Aim of the task: Search the data for the word "Patch" and copy every line that contains it.

Supplied entries:
**********

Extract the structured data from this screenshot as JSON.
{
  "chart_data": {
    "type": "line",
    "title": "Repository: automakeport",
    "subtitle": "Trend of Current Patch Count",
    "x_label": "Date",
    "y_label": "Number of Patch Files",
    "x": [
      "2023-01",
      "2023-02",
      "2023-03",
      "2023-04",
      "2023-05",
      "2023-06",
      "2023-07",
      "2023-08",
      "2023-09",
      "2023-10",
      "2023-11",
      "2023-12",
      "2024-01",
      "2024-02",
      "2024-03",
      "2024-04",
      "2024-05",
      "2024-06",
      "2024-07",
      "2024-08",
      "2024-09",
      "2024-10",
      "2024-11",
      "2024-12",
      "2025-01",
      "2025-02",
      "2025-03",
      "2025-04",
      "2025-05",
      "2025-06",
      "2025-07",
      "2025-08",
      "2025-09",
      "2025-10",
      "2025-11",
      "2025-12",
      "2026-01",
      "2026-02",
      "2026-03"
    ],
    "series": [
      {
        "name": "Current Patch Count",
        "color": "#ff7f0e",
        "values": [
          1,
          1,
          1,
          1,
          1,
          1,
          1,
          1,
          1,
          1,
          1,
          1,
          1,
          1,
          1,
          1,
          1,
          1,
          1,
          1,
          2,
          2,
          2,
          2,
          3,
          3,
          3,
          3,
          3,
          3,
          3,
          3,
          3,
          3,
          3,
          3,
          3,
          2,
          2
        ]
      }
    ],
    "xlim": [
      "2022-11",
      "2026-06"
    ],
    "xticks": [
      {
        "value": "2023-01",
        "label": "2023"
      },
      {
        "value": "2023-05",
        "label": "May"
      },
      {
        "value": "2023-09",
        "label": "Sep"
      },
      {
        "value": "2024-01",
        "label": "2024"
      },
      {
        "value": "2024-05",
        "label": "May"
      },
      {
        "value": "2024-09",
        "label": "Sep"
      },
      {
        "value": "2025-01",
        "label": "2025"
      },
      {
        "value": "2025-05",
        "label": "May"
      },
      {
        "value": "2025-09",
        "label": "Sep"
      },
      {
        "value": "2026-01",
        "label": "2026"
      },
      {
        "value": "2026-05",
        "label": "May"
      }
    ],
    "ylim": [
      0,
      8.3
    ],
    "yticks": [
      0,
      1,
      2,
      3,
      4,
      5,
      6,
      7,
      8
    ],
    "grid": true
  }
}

**********

Task solution:
    "subtitle": "Trend of Current Patch Count",
    "y_label": "Number of Patch Files",
        "name": "Current Patch Count",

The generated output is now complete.